:: WHAT IS ASKED ::
All of the lines below are to be printed again exactly; images are excluded from the output.

═════ DATA SUPPLIED ═════

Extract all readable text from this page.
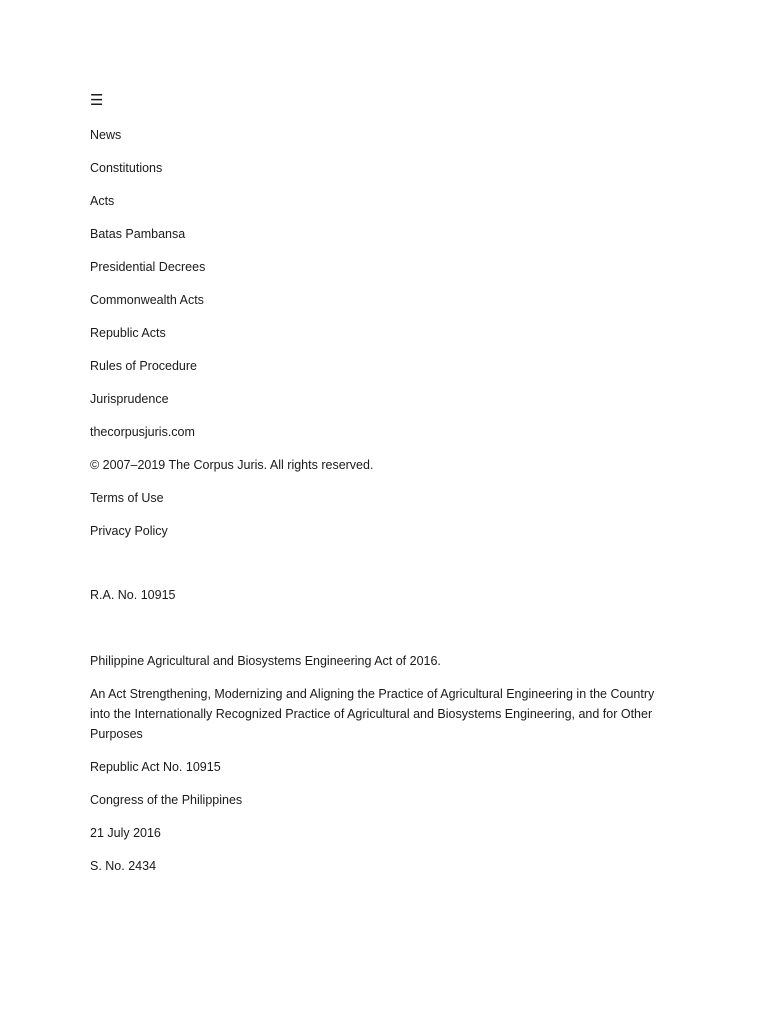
☰
News
Constitutions
Acts
Batas Pambansa
Presidential Decrees
Commonwealth Acts
Republic Acts
Rules of Procedure
Jurisprudence
thecorpusjuris.com
© 2007–2019 The Corpus Juris. All rights reserved.
Terms of Use
Privacy Policy
R.A. No. 10915

Philippine Agricultural and Biosystems Engineering Act of 2016.

An Act Strengthening, Modernizing and Aligning the Practice of Agricultural Engineering in the Country into the Internationally Recognized Practice of Agricultural and Biosystems Engineering, and for Other Purposes

Republic Act No. 10915

Congress of the Philippines

21 July 2016

S. No. 2434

═════

:: SOLUTION TO THIS PROBLEM ::
Extract all readable text from this page.
☰
News
Constitutions
Acts
Batas Pambansa
Presidential Decrees
Commonwealth Acts
Republic Acts
Rules of Procedure
Jurisprudence
thecorpusjuris.com
© 2007–2019 The Corpus Juris. All rights reserved.
Terms of Use
Privacy Policy
R.A. No. 10915

Philippine Agricultural and Biosystems Engineering Act of 2016.

An Act Strengthening, Modernizing and Aligning the Practice of Agricultural Engineering in the Country into the Internationally Recognized Practice of Agricultural and Biosystems Engineering, and for Other Purposes

Republic Act No. 10915

Congress of the Philippines

21 July 2016

S. No. 2434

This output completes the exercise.